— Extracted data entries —
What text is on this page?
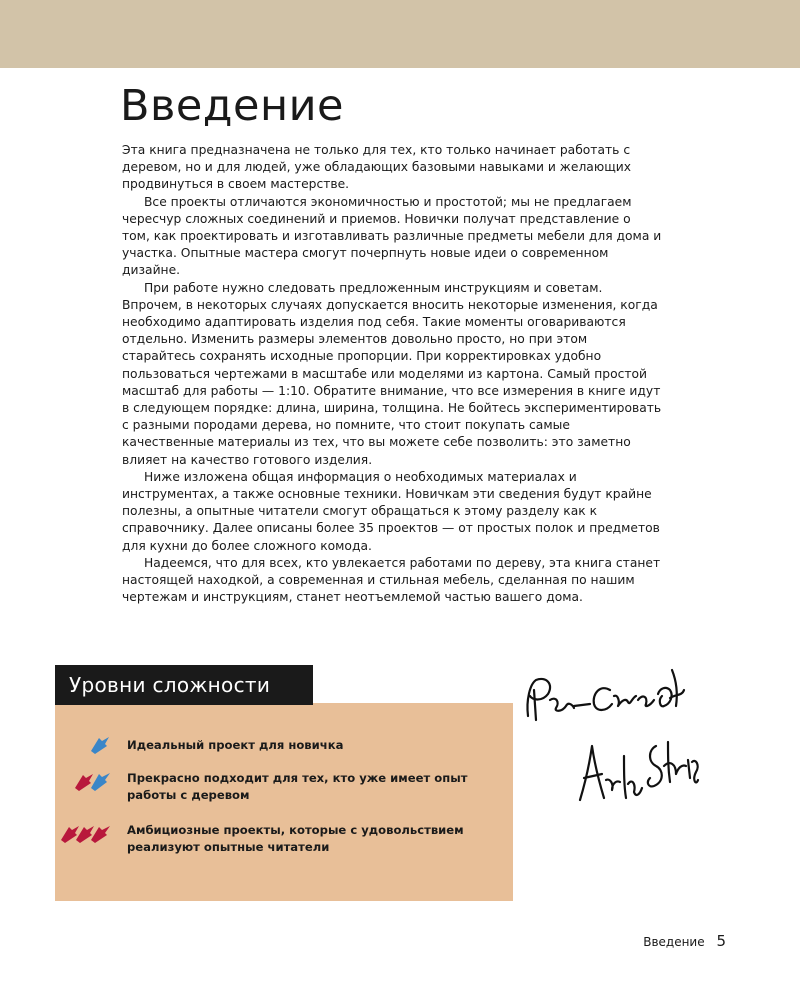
Введение

Эта книга предназначена не только для тех, кто только начинает работать с деревом, но и для людей, уже обладающих базовыми навыками и желающих продвинуться в своем мастерстве.

Все проекты отличаются экономичностью и простотой; мы не предлагаем чересчур сложных соединений и приемов. Новички получат представление о том, как проектировать и изготавливать различные предметы мебели для дома и участка. Опытные мастера смогут почерпнуть новые идеи о современном дизайне.

При работе нужно следовать предложенным инструкциям и советам. Впрочем, в некоторых случаях допускается вносить некоторые изменения, когда необходимо адаптировать изделия под себя. Такие моменты оговариваются отдельно. Изменить размеры элементов довольно просто, но при этом старайтесь сохранять исходные пропорции. При корректировках удобно пользоваться чертежами в масштабе или моделями из картона. Самый простой масштаб для работы — 1:10. Обратите внимание, что все измерения в книге идут в следующем порядке: длина, ширина, толщина. Не бойтесь экспериментировать с разными породами дерева, но помните, что стоит покупать самые качественные материалы из тех, что вы можете себе позволить: это заметно влияет на качество готового изделия.

Ниже изложена общая информация о необходимых материалах и инструментах, а также основные техники. Новичкам эти сведения будут крайне полезны, а опытные читатели смогут обращаться к этому разделу как к справочнику. Далее описаны более 35 проектов — от простых полок и предметов для кухни до более сложного комода.

Надеемся, что для всех, кто увлекается работами по дереву, эта книга станет настоящей находкой, а современная и стильная мебель, сделанная по нашим чертежам и инструкциям, станет неотъемлемой частью вашего дома.

Уровни сложности
Идеальный проект для новичка
Прекрасно подходит для тех, кто уже имеет опыт работы с деревом
Амбициозные проекты, которые с удовольствием реализуют опытные читатели
Введение 5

— OBJECTIVE —
Gather from the entries above all lines that include the string "книга".

— RESPONSE TO THIS TASK —
Эта книга предназначена не только для тех, кто только начинает работать с деревом, но и для людей, уже обладающих базовыми навыками и желающих продвинуться в своем мастерстве.
Надеемся, что для всех, кто увлекается работами по дереву, эта книга станет настоящей находкой, а современная и стильная мебель, сделанная по нашим чертежам и инструкциям, станет неотъемлемой частью вашего дома.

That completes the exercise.